— Start of LISTING —

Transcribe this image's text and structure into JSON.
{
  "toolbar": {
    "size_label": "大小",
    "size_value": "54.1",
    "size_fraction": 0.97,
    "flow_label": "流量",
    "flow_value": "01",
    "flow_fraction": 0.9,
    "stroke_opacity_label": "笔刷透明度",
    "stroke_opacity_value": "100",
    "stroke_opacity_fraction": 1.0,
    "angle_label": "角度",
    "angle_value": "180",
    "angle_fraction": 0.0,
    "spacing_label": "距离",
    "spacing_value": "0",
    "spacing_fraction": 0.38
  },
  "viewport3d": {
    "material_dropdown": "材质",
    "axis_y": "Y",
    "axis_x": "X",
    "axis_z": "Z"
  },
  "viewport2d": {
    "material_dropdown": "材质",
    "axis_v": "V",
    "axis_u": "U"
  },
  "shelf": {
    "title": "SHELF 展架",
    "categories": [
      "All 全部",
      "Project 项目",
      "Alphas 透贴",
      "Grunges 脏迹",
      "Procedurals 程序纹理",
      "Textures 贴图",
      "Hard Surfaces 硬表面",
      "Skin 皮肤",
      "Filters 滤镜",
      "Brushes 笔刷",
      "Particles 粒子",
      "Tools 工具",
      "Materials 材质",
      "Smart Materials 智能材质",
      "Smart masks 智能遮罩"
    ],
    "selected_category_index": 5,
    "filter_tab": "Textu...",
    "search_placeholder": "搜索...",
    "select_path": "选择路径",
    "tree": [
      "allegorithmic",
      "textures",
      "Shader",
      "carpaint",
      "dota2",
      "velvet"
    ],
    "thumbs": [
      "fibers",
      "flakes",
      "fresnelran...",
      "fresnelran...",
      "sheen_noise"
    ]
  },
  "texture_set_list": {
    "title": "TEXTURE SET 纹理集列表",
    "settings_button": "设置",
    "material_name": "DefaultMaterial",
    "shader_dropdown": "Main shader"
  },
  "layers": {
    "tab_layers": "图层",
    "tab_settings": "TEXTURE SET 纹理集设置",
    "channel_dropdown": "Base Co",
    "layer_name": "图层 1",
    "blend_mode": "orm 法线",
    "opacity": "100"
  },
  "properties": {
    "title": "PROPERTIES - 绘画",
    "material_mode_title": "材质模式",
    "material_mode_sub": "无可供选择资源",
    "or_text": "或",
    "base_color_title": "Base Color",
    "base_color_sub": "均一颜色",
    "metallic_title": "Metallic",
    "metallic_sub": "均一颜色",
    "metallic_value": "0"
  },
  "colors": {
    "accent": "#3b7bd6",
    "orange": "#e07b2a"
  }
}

— End of LISTING —

What is the number of lines above that contain the string "Smart"? Answer with the number alone.

2